§ What is required
Locate the string "Largest" throughout the material and copy every line in which it occurs.

───── Listing ─────

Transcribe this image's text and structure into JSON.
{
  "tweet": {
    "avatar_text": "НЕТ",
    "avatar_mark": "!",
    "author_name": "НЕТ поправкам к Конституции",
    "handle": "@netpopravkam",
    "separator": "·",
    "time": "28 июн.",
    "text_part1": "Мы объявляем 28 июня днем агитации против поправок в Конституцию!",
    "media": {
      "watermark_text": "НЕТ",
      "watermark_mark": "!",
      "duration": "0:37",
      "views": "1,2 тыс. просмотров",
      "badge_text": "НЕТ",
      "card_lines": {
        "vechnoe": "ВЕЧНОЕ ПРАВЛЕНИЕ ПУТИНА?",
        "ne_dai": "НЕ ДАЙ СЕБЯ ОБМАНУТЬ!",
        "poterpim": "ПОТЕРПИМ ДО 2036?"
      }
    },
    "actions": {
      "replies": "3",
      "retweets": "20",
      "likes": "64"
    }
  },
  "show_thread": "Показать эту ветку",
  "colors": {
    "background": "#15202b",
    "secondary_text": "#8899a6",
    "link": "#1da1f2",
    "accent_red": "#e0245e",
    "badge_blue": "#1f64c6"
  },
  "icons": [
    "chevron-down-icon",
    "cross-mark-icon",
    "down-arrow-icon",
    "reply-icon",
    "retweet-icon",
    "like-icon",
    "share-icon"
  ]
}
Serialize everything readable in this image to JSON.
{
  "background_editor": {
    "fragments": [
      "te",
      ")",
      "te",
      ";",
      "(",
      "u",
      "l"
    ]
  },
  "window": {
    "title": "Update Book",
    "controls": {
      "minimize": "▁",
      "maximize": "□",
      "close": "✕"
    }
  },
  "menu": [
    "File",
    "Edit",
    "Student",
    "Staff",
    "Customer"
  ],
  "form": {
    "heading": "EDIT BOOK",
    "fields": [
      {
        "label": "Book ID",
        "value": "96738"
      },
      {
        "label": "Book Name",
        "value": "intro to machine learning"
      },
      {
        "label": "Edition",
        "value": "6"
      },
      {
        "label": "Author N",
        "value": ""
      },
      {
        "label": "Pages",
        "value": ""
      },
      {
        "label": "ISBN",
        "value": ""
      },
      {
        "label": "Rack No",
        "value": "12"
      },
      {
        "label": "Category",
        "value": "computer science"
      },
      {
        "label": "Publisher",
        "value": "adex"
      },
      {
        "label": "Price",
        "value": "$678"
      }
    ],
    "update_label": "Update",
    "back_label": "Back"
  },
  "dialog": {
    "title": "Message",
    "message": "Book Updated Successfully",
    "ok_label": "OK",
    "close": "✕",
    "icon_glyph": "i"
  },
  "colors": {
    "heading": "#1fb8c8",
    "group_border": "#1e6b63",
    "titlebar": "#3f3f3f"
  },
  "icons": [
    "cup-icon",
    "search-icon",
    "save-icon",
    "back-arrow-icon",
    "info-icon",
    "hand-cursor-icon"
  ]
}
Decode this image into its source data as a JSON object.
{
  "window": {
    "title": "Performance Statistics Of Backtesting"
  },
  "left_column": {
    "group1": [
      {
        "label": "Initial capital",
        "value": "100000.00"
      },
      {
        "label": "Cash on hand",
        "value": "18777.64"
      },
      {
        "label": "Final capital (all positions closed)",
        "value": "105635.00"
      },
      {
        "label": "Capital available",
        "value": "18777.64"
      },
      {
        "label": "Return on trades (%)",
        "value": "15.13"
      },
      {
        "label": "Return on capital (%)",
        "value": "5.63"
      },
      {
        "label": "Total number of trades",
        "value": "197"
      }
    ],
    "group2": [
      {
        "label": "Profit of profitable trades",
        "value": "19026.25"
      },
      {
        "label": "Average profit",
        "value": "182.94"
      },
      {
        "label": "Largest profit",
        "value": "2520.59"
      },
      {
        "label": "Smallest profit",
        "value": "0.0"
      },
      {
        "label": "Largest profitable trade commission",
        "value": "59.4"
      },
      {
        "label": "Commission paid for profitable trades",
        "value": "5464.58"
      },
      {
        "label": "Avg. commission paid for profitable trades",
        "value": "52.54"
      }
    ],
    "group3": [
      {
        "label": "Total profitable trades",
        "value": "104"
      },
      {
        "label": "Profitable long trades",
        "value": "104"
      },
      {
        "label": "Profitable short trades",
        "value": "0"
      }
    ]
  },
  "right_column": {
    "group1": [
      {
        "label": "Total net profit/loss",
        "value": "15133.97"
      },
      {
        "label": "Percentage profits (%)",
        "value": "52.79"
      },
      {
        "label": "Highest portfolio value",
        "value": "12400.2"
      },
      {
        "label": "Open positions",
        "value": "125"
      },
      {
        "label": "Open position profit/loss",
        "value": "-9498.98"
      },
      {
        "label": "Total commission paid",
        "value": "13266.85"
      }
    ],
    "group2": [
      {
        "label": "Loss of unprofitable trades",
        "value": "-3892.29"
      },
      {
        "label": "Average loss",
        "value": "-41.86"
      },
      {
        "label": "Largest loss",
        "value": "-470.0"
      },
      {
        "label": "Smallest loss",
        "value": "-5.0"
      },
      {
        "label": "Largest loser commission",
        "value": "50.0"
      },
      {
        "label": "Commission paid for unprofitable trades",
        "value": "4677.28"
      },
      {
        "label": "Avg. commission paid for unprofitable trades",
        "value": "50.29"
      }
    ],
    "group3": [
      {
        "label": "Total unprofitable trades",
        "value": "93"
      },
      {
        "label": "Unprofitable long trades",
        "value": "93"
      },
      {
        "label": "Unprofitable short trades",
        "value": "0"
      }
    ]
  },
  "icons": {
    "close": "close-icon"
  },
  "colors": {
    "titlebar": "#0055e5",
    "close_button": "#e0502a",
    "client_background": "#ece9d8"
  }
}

─────
───── Listing ─────

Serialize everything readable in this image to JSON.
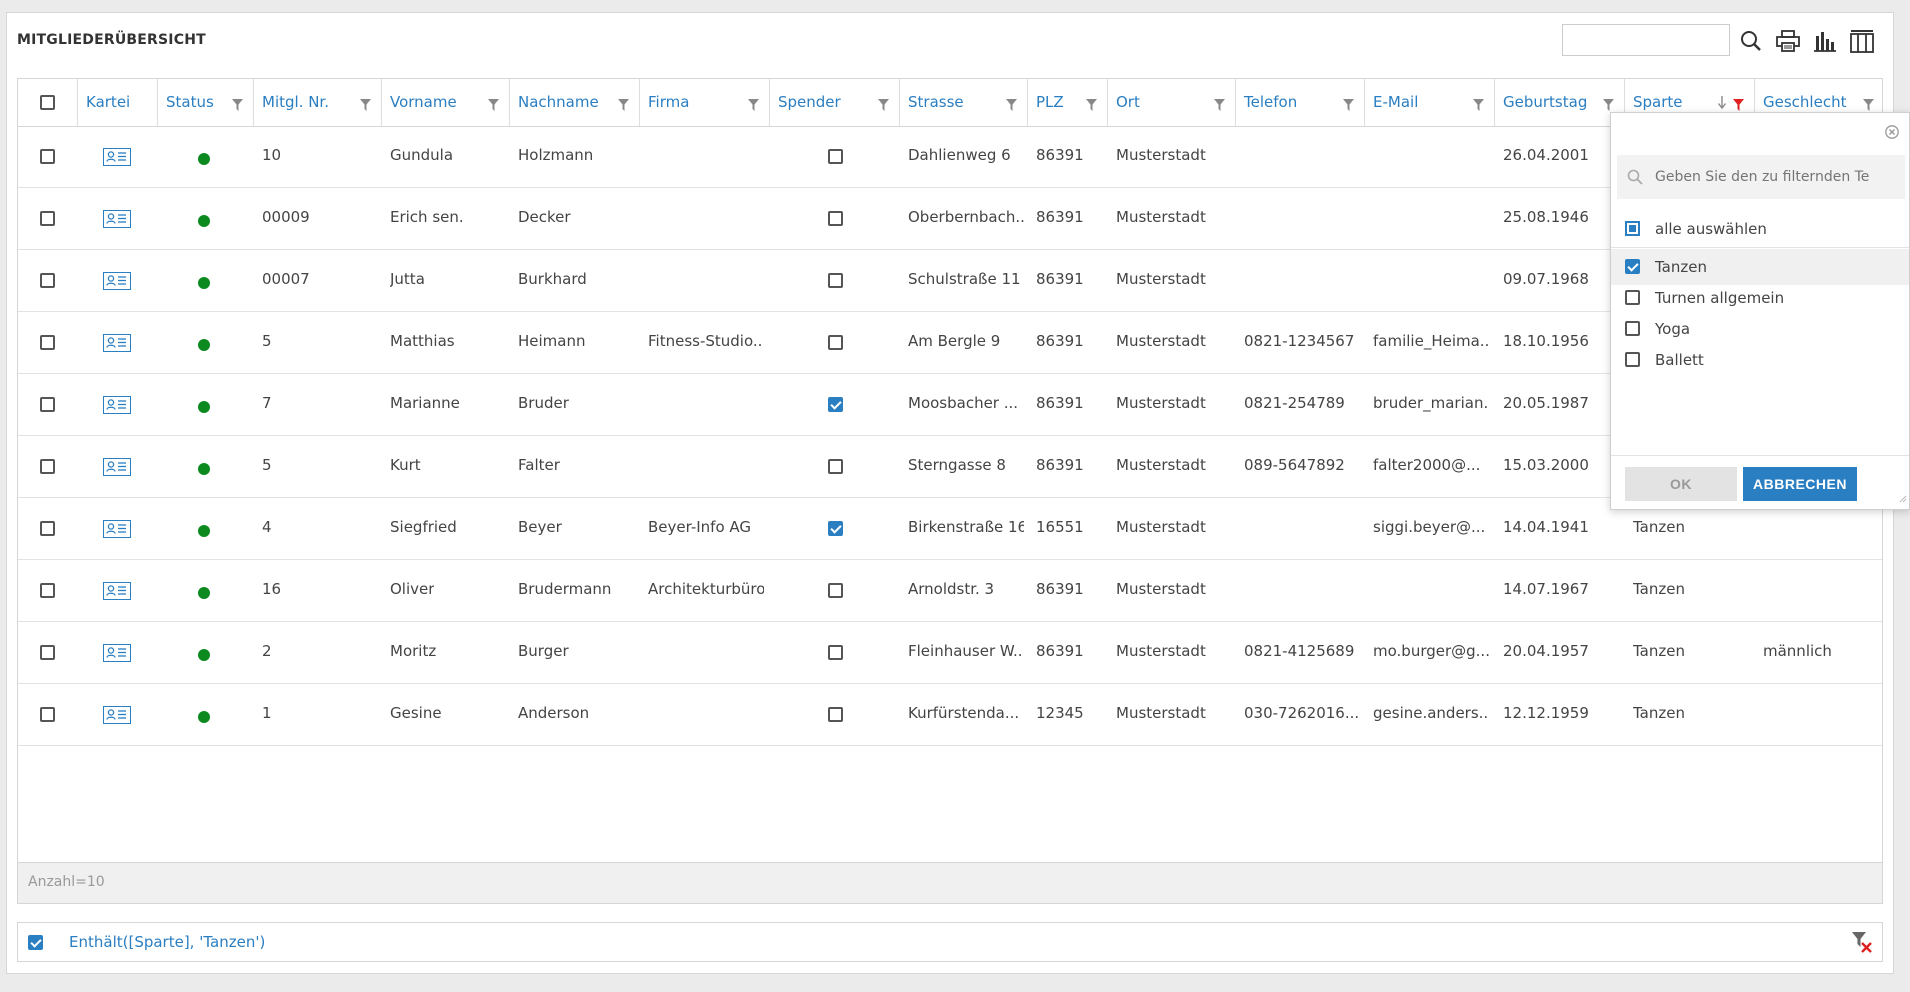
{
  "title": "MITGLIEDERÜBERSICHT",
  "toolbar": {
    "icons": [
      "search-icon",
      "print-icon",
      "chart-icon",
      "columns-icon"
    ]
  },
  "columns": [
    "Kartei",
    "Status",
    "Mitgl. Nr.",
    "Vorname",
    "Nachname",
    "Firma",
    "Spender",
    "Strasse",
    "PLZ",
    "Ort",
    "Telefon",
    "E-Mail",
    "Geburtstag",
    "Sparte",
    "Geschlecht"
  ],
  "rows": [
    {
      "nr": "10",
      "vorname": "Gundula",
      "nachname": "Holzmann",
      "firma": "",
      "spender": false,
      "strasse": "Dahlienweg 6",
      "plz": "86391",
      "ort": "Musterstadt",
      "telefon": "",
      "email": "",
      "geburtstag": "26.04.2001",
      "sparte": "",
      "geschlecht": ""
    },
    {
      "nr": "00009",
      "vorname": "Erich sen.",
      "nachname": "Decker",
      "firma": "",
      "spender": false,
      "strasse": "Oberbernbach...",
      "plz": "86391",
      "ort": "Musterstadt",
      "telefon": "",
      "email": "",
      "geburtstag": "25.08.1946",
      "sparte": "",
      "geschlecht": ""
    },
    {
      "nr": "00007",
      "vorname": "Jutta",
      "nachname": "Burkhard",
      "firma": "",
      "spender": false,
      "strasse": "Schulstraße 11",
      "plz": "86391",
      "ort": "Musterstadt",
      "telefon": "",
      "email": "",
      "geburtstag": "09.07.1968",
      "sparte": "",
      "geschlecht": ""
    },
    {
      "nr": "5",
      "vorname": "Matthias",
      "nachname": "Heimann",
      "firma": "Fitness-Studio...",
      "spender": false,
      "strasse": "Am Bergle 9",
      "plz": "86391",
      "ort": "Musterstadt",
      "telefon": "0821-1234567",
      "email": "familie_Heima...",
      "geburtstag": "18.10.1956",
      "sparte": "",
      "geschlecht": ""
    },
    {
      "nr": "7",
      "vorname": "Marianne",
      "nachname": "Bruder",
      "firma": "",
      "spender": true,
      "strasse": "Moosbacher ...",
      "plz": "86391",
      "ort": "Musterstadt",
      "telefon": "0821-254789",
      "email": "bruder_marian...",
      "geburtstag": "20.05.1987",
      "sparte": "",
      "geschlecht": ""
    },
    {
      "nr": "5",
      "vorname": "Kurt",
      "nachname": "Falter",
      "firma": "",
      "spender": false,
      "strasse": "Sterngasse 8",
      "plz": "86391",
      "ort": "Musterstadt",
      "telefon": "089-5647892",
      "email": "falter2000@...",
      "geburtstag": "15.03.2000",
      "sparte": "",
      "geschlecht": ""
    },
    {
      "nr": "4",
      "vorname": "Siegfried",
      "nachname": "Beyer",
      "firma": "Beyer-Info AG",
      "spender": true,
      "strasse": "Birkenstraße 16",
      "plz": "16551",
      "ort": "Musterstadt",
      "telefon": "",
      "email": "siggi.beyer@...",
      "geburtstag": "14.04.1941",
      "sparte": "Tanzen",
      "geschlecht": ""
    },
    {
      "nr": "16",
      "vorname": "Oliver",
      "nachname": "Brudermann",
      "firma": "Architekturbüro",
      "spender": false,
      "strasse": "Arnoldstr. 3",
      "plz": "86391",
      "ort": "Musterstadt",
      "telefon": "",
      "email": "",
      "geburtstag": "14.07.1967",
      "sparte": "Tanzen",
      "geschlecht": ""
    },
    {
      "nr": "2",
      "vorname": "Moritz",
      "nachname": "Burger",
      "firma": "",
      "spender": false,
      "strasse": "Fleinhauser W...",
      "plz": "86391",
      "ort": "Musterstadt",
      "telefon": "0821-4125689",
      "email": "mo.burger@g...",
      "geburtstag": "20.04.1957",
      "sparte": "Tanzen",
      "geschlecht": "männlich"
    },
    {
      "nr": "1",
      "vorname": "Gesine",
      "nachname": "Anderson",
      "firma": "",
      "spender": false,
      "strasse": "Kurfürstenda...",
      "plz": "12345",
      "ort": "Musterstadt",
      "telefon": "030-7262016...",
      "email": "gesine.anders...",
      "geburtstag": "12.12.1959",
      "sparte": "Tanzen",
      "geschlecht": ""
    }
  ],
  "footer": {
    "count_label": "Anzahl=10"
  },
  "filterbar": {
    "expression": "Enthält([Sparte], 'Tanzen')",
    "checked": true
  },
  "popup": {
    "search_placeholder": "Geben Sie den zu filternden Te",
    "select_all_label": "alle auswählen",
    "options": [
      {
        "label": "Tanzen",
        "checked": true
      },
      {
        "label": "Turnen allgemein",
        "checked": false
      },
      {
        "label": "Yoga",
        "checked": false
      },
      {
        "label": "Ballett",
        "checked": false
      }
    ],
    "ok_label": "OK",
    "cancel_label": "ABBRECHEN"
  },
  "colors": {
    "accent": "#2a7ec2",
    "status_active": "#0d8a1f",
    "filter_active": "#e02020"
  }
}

─────
───── Listing ─────

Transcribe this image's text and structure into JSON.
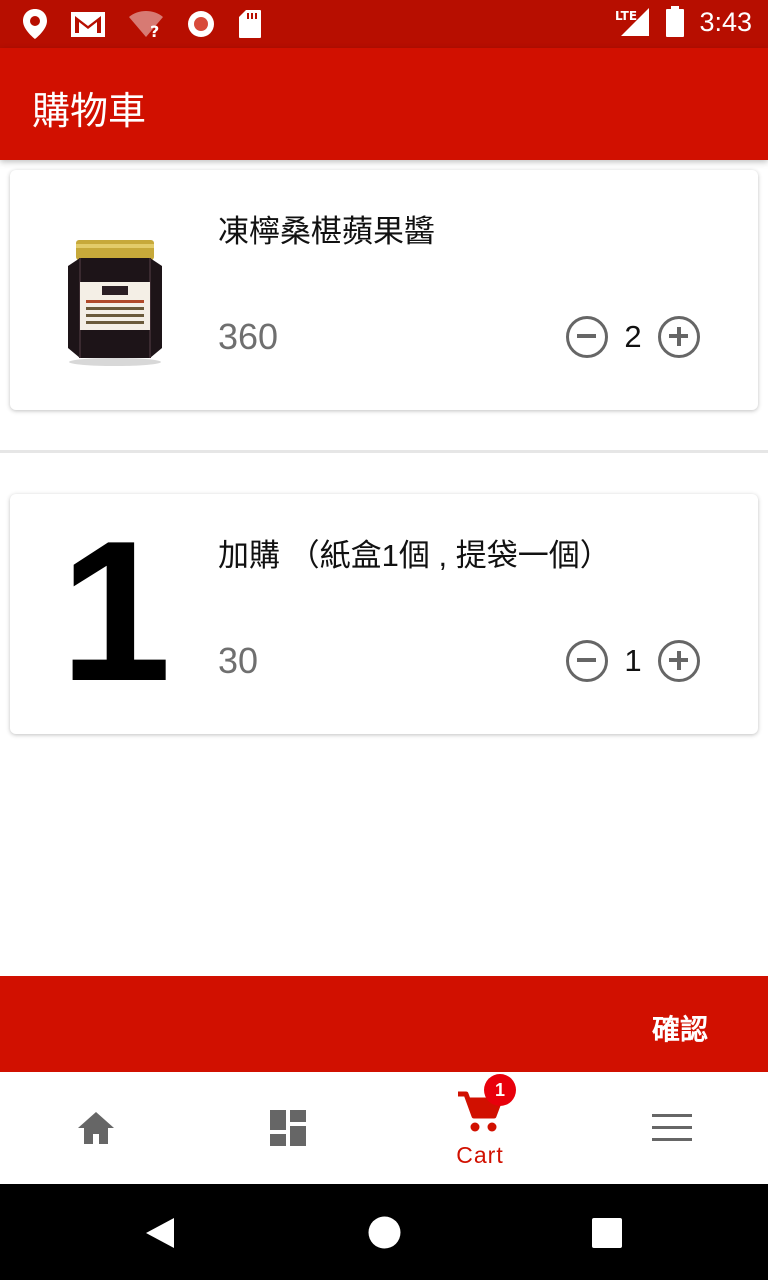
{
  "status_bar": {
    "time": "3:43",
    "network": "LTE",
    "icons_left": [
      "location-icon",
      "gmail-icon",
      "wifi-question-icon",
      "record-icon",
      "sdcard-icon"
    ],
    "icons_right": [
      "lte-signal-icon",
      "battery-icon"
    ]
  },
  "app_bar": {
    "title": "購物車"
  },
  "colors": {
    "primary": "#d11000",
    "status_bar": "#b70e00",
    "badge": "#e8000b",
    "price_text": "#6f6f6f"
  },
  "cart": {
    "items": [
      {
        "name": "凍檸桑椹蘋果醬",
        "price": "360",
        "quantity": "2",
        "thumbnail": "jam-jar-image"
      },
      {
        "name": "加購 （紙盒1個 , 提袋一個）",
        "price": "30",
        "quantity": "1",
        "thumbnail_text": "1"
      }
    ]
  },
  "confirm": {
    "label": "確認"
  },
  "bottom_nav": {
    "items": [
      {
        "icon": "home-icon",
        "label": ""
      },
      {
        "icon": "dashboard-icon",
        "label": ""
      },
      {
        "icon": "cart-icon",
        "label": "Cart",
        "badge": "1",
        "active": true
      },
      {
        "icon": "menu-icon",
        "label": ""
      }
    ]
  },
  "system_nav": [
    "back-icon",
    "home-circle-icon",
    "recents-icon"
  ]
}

─────

§ Response to the task
        "label": "Largest profit",
        "label": "Largest profitable trade commission",
        "label": "Largest loss",
        "label": "Largest loser commission",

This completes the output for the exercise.